Task to carry out: Pick out every line that holds the string "JSON" and copy it.

━━━ Given information ━━━

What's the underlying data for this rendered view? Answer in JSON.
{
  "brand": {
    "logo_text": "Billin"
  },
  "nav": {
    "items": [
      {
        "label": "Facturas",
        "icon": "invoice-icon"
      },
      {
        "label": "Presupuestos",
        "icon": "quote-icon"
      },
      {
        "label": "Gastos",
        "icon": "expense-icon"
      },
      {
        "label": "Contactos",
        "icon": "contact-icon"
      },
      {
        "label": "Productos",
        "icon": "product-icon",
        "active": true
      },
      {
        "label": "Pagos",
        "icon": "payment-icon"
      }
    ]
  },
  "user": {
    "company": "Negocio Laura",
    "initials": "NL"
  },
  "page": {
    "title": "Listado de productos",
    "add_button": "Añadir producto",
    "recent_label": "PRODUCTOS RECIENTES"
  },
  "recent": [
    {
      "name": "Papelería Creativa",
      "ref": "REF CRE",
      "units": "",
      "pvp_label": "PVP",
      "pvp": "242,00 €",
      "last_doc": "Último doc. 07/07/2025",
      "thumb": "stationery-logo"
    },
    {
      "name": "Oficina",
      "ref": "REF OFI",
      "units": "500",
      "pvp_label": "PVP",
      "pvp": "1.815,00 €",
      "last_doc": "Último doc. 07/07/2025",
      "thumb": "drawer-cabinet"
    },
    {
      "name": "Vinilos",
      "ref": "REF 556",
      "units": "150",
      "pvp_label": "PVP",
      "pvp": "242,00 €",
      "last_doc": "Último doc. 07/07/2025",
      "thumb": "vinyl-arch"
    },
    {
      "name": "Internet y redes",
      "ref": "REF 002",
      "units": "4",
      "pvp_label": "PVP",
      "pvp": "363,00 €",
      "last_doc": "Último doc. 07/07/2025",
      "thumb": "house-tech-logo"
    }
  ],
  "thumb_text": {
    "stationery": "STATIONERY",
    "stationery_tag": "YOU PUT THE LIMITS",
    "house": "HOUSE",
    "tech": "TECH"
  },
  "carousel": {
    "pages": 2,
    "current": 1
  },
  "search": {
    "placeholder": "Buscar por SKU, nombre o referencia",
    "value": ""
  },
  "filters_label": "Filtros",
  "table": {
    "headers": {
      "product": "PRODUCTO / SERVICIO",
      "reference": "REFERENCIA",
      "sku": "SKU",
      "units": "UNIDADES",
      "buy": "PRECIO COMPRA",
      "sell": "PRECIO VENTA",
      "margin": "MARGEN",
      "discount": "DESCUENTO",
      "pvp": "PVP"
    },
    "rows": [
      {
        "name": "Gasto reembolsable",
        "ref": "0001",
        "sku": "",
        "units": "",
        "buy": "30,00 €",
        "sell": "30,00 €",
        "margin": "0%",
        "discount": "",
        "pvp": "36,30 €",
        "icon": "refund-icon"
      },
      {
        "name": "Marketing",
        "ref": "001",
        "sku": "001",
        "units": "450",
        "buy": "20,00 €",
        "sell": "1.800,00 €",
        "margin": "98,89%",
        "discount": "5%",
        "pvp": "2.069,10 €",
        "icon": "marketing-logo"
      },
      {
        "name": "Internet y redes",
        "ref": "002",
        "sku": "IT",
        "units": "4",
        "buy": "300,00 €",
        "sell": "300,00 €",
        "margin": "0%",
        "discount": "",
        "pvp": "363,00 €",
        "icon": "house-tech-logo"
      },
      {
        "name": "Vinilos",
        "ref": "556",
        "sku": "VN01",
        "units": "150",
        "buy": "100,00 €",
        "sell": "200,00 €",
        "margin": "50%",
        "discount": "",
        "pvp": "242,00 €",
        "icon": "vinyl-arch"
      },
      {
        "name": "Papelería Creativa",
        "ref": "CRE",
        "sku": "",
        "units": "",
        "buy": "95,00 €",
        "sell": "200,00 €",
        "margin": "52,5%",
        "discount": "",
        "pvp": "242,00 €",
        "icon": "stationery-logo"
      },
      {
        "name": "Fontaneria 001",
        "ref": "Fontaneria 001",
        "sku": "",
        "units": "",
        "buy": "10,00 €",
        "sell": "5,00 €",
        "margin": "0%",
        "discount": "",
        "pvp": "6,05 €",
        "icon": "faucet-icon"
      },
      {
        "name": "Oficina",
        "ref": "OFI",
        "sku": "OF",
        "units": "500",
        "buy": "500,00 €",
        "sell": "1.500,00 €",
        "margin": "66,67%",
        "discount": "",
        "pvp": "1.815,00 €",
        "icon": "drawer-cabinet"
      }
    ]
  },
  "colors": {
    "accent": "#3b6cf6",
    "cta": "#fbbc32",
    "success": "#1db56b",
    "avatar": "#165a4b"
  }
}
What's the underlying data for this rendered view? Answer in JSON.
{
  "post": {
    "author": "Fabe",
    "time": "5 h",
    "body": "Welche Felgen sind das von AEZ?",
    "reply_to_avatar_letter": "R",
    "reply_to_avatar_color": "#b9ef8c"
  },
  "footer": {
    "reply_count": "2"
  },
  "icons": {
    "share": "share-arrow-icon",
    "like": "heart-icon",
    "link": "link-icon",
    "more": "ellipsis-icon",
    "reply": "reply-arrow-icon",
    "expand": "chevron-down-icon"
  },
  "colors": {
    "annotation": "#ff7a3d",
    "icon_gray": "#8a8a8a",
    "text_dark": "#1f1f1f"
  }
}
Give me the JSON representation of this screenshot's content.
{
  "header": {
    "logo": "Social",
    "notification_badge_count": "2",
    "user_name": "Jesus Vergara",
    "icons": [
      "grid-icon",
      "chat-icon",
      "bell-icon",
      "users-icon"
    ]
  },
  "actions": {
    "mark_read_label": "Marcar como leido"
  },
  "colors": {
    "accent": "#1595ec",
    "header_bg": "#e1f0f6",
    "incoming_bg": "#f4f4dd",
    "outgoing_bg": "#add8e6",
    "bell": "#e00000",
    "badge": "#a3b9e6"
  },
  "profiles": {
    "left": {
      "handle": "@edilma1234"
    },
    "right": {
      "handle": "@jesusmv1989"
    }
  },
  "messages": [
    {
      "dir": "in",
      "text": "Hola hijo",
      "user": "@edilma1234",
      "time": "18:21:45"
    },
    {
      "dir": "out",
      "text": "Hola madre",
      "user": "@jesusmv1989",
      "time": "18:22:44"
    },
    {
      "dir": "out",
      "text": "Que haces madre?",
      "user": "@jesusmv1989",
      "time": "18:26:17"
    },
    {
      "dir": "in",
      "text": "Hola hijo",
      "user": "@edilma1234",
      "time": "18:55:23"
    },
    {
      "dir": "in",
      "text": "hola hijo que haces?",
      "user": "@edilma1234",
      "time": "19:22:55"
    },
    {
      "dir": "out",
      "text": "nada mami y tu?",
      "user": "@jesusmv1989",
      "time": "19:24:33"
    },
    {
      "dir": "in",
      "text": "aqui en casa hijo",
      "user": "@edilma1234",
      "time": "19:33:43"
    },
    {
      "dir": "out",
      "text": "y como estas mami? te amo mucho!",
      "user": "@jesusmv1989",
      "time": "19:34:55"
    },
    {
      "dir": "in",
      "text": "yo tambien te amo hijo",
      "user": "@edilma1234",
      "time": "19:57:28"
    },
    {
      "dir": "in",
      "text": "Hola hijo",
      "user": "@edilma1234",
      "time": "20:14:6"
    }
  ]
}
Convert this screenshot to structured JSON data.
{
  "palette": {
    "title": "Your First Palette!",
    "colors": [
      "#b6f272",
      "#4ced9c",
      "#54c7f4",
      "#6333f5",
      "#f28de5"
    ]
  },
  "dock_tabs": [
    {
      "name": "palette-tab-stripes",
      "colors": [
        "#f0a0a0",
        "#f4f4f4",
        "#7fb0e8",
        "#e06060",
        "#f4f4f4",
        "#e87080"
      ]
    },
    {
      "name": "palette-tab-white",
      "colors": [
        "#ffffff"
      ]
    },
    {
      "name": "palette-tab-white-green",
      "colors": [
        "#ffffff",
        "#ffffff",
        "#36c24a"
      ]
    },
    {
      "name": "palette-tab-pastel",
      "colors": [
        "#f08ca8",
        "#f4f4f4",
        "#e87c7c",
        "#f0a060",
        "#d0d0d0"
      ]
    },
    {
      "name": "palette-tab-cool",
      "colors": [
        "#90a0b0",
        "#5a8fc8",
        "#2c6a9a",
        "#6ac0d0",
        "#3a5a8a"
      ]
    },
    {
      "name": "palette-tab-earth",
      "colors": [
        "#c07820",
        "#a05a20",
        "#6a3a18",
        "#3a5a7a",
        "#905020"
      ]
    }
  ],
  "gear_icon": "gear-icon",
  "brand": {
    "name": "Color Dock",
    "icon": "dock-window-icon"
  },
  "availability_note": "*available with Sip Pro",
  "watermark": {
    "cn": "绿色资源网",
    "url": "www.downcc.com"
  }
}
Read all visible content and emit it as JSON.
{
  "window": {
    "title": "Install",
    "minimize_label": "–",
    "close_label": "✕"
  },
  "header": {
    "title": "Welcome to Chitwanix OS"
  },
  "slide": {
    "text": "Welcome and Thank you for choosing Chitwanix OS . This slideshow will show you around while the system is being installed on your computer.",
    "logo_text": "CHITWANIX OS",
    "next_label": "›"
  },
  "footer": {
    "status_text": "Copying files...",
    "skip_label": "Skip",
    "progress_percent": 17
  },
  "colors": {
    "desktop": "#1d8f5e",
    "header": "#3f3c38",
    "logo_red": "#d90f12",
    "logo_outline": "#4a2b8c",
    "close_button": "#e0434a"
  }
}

━━━

The completed task:
What's the underlying data for this rendered view? Answer in JSON.
What's the underlying data for this rendered view? Answer in JSON.
Give me the JSON representation of this screenshot's content.
Convert this screenshot to structured JSON data.
Read all visible content and emit it as JSON.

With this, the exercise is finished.